**STATED TASK:**
Check each line of the entries below for the string "Untitled"; copy every line where it appears.

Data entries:
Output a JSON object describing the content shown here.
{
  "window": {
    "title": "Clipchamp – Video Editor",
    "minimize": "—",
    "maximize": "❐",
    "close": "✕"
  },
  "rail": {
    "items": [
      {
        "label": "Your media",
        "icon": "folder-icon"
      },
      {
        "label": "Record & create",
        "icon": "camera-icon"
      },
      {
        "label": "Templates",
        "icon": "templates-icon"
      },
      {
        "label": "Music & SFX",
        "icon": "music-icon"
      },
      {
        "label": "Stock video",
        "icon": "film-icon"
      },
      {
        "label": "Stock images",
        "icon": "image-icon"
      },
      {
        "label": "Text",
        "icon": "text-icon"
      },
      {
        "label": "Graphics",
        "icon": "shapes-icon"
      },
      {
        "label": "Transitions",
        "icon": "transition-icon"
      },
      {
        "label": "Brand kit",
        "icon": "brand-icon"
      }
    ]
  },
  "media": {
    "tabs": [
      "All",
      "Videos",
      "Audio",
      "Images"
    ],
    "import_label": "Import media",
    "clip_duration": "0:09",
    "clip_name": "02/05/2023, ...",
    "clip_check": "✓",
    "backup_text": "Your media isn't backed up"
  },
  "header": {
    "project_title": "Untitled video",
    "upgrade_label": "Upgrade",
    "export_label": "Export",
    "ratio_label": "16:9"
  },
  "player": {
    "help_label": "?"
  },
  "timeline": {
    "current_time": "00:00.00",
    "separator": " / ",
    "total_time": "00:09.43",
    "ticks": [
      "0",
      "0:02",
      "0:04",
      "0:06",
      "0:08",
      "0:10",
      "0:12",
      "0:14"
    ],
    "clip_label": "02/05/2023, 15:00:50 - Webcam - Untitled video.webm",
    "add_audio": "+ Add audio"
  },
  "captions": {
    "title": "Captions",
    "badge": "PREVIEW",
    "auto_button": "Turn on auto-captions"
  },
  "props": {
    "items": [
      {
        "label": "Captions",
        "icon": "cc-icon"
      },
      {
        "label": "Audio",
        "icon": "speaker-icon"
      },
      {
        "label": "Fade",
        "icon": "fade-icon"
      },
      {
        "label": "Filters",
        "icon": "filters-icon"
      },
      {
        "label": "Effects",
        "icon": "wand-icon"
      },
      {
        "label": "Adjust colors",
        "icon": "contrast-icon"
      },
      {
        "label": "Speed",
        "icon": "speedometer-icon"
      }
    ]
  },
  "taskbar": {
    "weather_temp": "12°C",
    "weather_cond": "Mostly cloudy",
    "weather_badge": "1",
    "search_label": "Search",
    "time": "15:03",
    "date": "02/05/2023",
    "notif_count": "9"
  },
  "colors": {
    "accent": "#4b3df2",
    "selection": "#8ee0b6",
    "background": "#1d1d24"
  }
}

**COMPLETED TASK:**
    "project_title": "Untitled video",
    "clip_label": "02/05/2023, 15:00:50 - Webcam - Untitled video.webm",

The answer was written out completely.